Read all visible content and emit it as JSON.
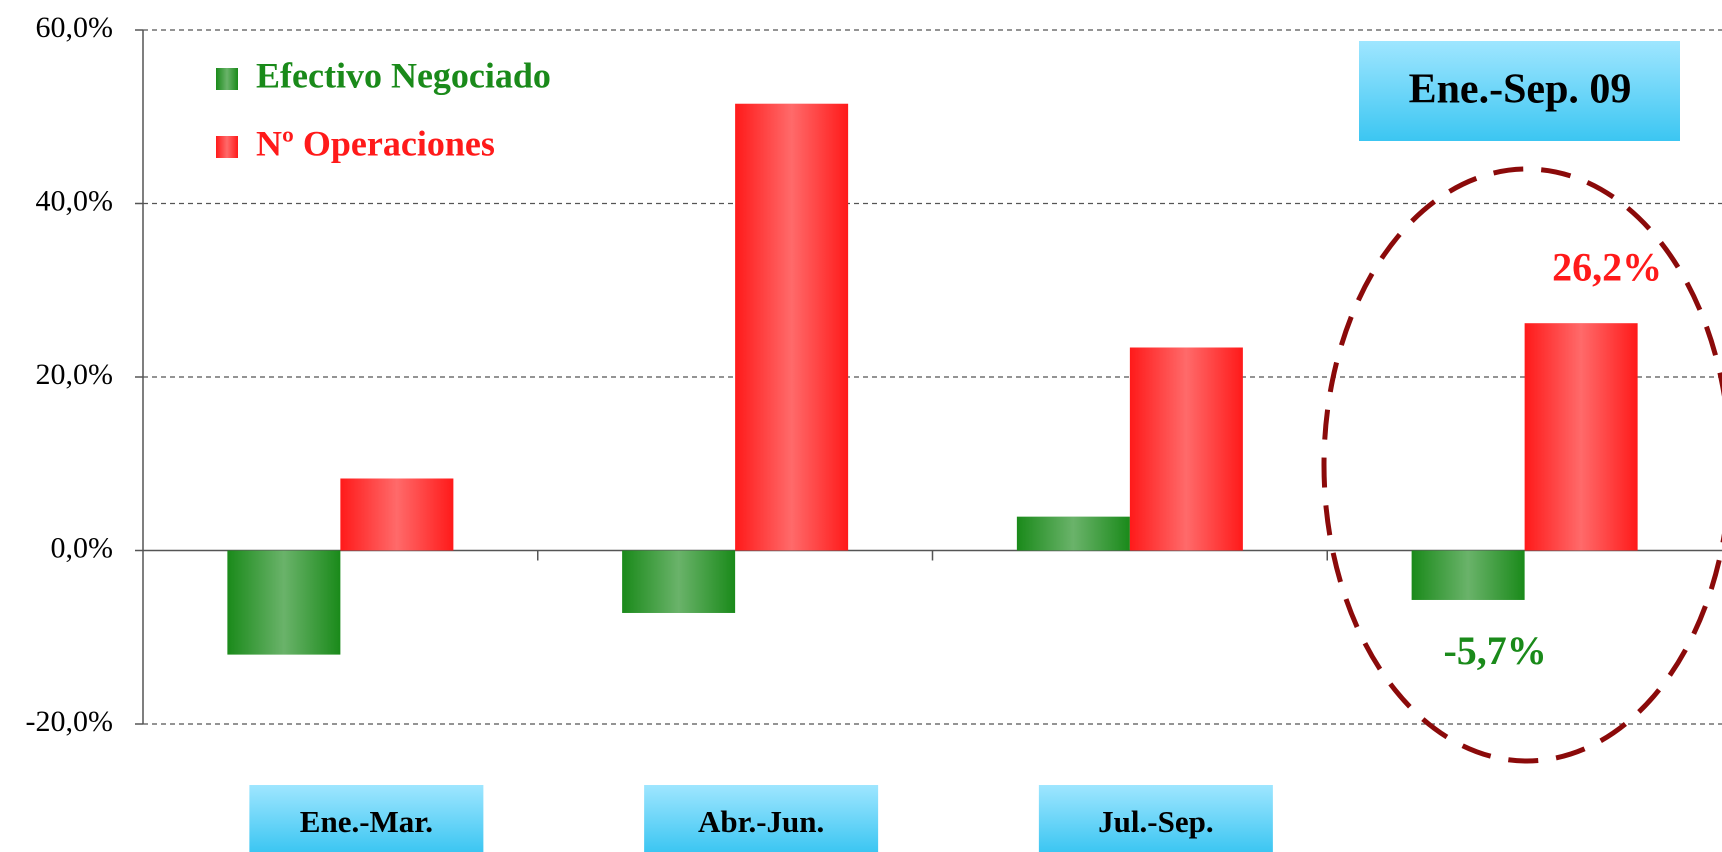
{
  "chart_data": {
    "type": "bar",
    "categories": [
      "Ene.-Mar.",
      "Abr.-Jun.",
      "Jul.-Sep.",
      "Ene.-Sep. 09"
    ],
    "series": [
      {
        "name": "Efectivo Negociado",
        "color": "#1a8a1a",
        "values": [
          -12.0,
          -7.2,
          3.9,
          -5.7
        ],
        "value_labels": [
          null,
          null,
          null,
          "-5,7%"
        ]
      },
      {
        "name": "Nº Operaciones",
        "color": "#ff1a1a",
        "values": [
          8.3,
          51.5,
          23.4,
          26.2
        ],
        "value_labels": [
          null,
          null,
          null,
          "26,2%"
        ]
      }
    ],
    "ylim": [
      -20,
      60
    ],
    "yticks": [
      {
        "value": -20,
        "label": "-20,0%"
      },
      {
        "value": 0,
        "label": "0,0%"
      },
      {
        "value": 20,
        "label": "20,0%"
      },
      {
        "value": 40,
        "label": "40,0%"
      },
      {
        "value": 60,
        "label": "60,0%"
      }
    ],
    "grid": true,
    "legend": "top-left"
  }
}
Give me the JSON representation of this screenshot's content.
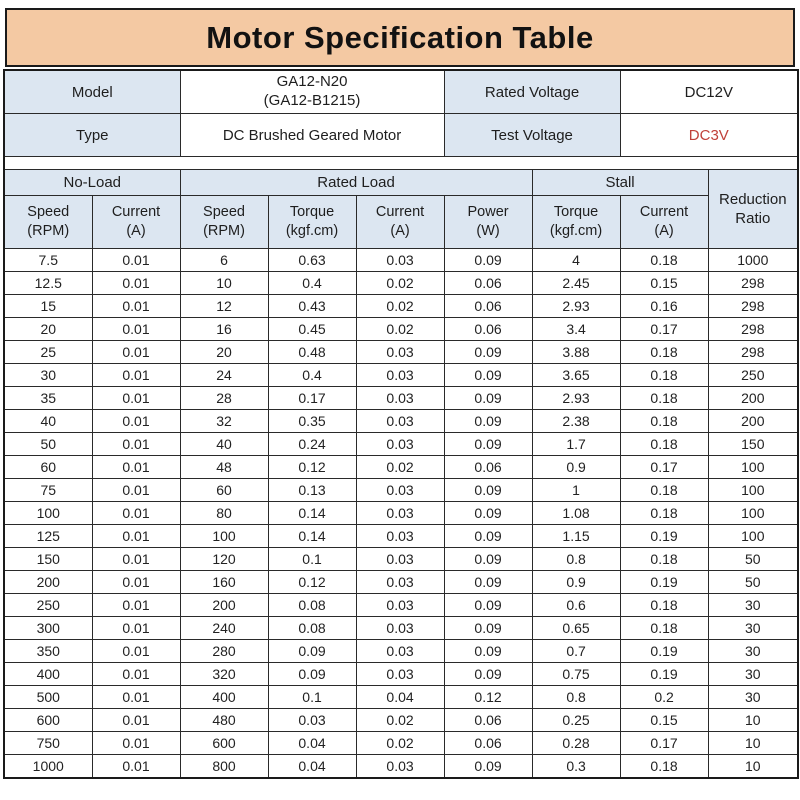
{
  "title": "Motor Specification Table",
  "info": {
    "model_label": "Model",
    "model_value_line1": "GA12-N20",
    "model_value_line2": "(GA12-B1215)",
    "rated_voltage_label": "Rated Voltage",
    "rated_voltage_value": "DC12V",
    "type_label": "Type",
    "type_value": "DC Brushed Geared Motor",
    "test_voltage_label": "Test Voltage",
    "test_voltage_value": "DC3V"
  },
  "table": {
    "groups": [
      {
        "label": "No-Load",
        "span": 2
      },
      {
        "label": "Rated Load",
        "span": 4
      },
      {
        "label": "Stall",
        "span": 2
      }
    ],
    "reduction_header": [
      "Reduction",
      "Ratio"
    ],
    "columns": [
      {
        "l1": "Speed",
        "l2": "(RPM)"
      },
      {
        "l1": "Current",
        "l2": "(A)"
      },
      {
        "l1": "Speed",
        "l2": "(RPM)"
      },
      {
        "l1": "Torque",
        "l2": "(kgf.cm)"
      },
      {
        "l1": "Current",
        "l2": "(A)"
      },
      {
        "l1": "Power",
        "l2": "(W)"
      },
      {
        "l1": "Torque",
        "l2": "(kgf.cm)"
      },
      {
        "l1": "Current",
        "l2": "(A)"
      }
    ],
    "rows": [
      [
        "7.5",
        "0.01",
        "6",
        "0.63",
        "0.03",
        "0.09",
        "4",
        "0.18",
        "1000"
      ],
      [
        "12.5",
        "0.01",
        "10",
        "0.4",
        "0.02",
        "0.06",
        "2.45",
        "0.15",
        "298"
      ],
      [
        "15",
        "0.01",
        "12",
        "0.43",
        "0.02",
        "0.06",
        "2.93",
        "0.16",
        "298"
      ],
      [
        "20",
        "0.01",
        "16",
        "0.45",
        "0.02",
        "0.06",
        "3.4",
        "0.17",
        "298"
      ],
      [
        "25",
        "0.01",
        "20",
        "0.48",
        "0.03",
        "0.09",
        "3.88",
        "0.18",
        "298"
      ],
      [
        "30",
        "0.01",
        "24",
        "0.4",
        "0.03",
        "0.09",
        "3.65",
        "0.18",
        "250"
      ],
      [
        "35",
        "0.01",
        "28",
        "0.17",
        "0.03",
        "0.09",
        "2.93",
        "0.18",
        "200"
      ],
      [
        "40",
        "0.01",
        "32",
        "0.35",
        "0.03",
        "0.09",
        "2.38",
        "0.18",
        "200"
      ],
      [
        "50",
        "0.01",
        "40",
        "0.24",
        "0.03",
        "0.09",
        "1.7",
        "0.18",
        "150"
      ],
      [
        "60",
        "0.01",
        "48",
        "0.12",
        "0.02",
        "0.06",
        "0.9",
        "0.17",
        "100"
      ],
      [
        "75",
        "0.01",
        "60",
        "0.13",
        "0.03",
        "0.09",
        "1",
        "0.18",
        "100"
      ],
      [
        "100",
        "0.01",
        "80",
        "0.14",
        "0.03",
        "0.09",
        "1.08",
        "0.18",
        "100"
      ],
      [
        "125",
        "0.01",
        "100",
        "0.14",
        "0.03",
        "0.09",
        "1.15",
        "0.19",
        "100"
      ],
      [
        "150",
        "0.01",
        "120",
        "0.1",
        "0.03",
        "0.09",
        "0.8",
        "0.18",
        "50"
      ],
      [
        "200",
        "0.01",
        "160",
        "0.12",
        "0.03",
        "0.09",
        "0.9",
        "0.19",
        "50"
      ],
      [
        "250",
        "0.01",
        "200",
        "0.08",
        "0.03",
        "0.09",
        "0.6",
        "0.18",
        "30"
      ],
      [
        "300",
        "0.01",
        "240",
        "0.08",
        "0.03",
        "0.09",
        "0.65",
        "0.18",
        "30"
      ],
      [
        "350",
        "0.01",
        "280",
        "0.09",
        "0.03",
        "0.09",
        "0.7",
        "0.19",
        "30"
      ],
      [
        "400",
        "0.01",
        "320",
        "0.09",
        "0.03",
        "0.09",
        "0.75",
        "0.19",
        "30"
      ],
      [
        "500",
        "0.01",
        "400",
        "0.1",
        "0.04",
        "0.12",
        "0.8",
        "0.2",
        "30"
      ],
      [
        "600",
        "0.01",
        "480",
        "0.03",
        "0.02",
        "0.06",
        "0.25",
        "0.15",
        "10"
      ],
      [
        "750",
        "0.01",
        "600",
        "0.04",
        "0.02",
        "0.06",
        "0.28",
        "0.17",
        "10"
      ],
      [
        "1000",
        "0.01",
        "800",
        "0.04",
        "0.03",
        "0.09",
        "0.3",
        "0.18",
        "10"
      ]
    ]
  },
  "colors": {
    "title_bg": "#f4c9a3",
    "header_bg": "#dce6f1",
    "test_voltage_color": "#c0413a",
    "border": "#2a2a2a"
  }
}
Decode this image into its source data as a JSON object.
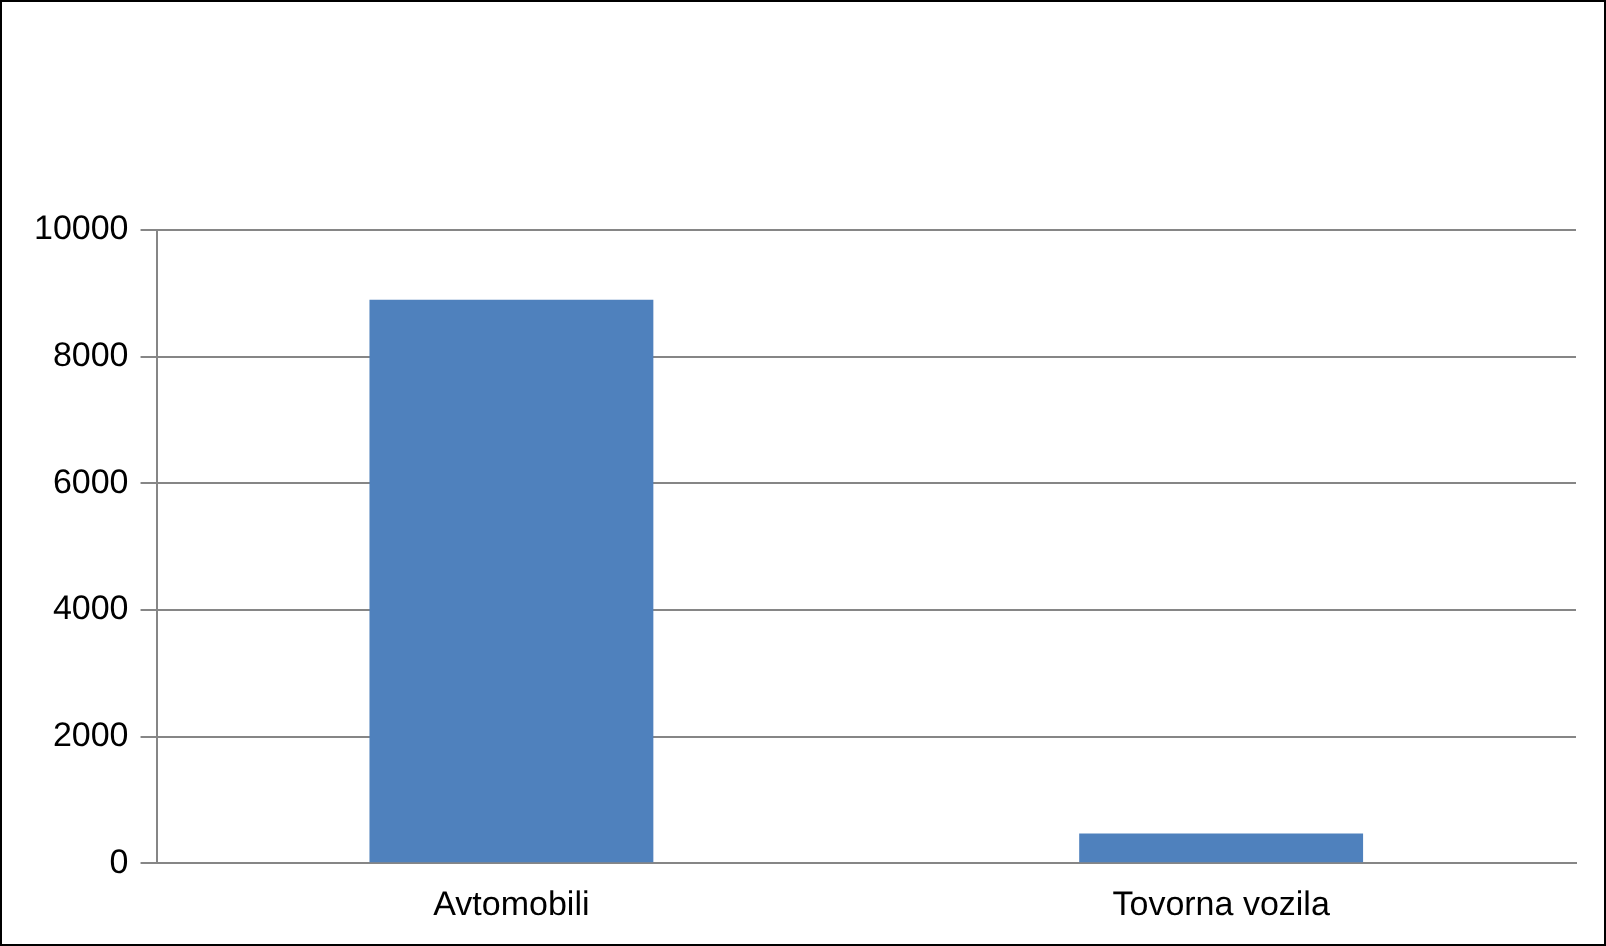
{
  "chart_data": {
    "type": "bar",
    "categories": [
      "Avtomobili",
      "Tovorna vozila"
    ],
    "values": [
      8900,
      470
    ],
    "color": "#4f81bd",
    "ylim": [
      0,
      10000
    ],
    "yticks": [
      0,
      2000,
      4000,
      6000,
      8000,
      10000
    ],
    "grid": "y",
    "legend": false
  }
}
────
→ The problem
Extract, word for word, every line from the one containing "Decode this image" to the end of the data above, both ends included, and leave out the pictures.

→ Solution
Decode this image into its source data as a JSON object.
{
  "chart_data": {
    "type": "bar",
    "categories": [
      "Avtomobili",
      "Tovorna vozila"
    ],
    "values": [
      8900,
      470
    ],
    "color": "#4f81bd",
    "ylim": [
      0,
      10000
    ],
    "yticks": [
      0,
      2000,
      4000,
      6000,
      8000,
      10000
    ],
    "grid": "y",
    "legend": false
  }
}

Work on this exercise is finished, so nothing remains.